> _Stated task_
Go through the listing and return every line with "Decode" in it.

> _Provided data_
⁂
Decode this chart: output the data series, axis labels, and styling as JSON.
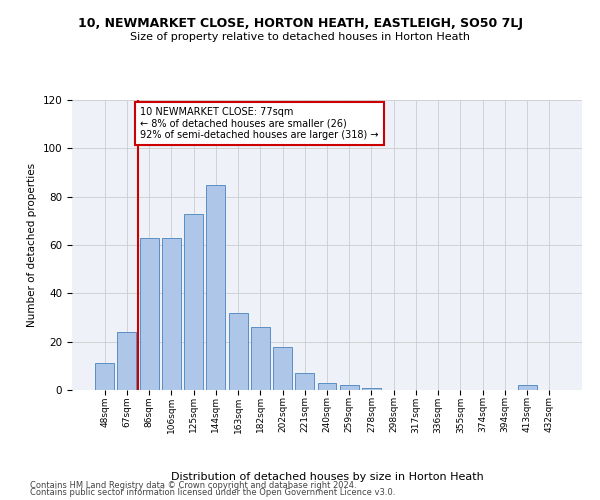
⁂
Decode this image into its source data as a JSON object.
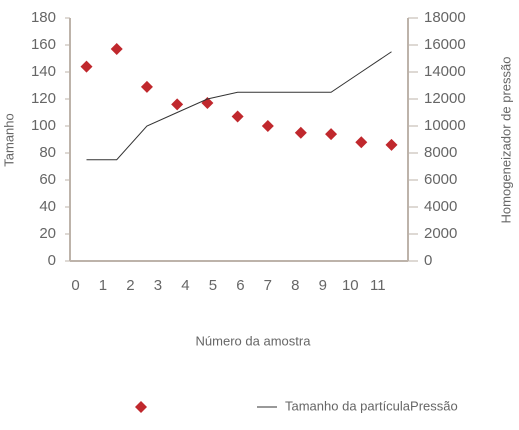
⁂
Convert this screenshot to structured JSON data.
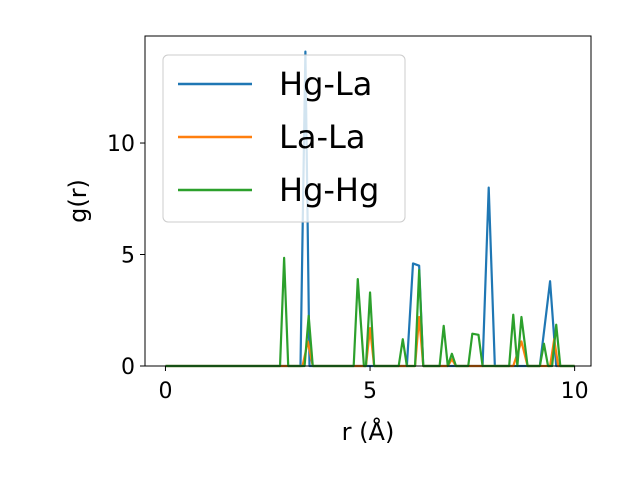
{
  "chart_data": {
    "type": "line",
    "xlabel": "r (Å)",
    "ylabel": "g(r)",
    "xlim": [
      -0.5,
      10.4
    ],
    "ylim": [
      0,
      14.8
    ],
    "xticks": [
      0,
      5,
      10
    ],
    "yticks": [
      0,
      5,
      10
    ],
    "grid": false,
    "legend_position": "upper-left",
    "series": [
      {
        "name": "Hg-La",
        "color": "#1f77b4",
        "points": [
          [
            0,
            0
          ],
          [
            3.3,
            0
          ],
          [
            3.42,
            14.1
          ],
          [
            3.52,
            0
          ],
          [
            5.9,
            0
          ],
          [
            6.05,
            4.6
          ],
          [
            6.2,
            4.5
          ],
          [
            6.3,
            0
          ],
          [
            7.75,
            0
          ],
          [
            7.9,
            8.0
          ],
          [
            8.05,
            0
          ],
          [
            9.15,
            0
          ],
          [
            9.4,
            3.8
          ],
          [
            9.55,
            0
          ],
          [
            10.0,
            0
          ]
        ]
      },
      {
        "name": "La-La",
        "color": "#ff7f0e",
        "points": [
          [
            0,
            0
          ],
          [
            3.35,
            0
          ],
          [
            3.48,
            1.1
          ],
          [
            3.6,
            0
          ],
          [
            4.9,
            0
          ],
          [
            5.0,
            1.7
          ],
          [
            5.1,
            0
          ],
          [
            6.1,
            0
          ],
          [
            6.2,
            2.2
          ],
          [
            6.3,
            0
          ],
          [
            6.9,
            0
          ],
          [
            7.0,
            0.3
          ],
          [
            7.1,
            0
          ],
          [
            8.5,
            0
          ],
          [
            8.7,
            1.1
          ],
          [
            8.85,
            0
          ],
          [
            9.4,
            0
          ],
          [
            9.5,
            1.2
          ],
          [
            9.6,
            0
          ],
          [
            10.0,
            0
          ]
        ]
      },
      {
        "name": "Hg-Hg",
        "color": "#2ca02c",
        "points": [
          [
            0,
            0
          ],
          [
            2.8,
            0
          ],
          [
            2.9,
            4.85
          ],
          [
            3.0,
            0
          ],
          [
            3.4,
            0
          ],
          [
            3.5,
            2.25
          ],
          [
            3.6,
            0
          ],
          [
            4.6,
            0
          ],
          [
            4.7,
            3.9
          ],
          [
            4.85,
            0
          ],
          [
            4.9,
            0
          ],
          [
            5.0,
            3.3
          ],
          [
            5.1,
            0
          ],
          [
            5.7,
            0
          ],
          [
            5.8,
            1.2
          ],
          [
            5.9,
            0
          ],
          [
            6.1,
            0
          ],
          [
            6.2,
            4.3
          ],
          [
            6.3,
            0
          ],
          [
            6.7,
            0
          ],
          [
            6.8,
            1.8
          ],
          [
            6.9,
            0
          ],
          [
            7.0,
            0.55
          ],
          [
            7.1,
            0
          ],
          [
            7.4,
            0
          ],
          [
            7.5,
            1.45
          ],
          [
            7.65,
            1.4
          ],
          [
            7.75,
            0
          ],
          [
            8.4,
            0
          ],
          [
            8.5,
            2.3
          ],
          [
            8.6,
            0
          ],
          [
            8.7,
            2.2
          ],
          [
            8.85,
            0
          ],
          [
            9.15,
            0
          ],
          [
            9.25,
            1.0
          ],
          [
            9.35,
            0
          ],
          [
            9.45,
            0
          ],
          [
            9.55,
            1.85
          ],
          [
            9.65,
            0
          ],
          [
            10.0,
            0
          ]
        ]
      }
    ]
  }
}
⁂
> _Full output_
Decode this chart: output the data series, axis labels, and styling as JSON.
Decode this image into its source data as a JSON object.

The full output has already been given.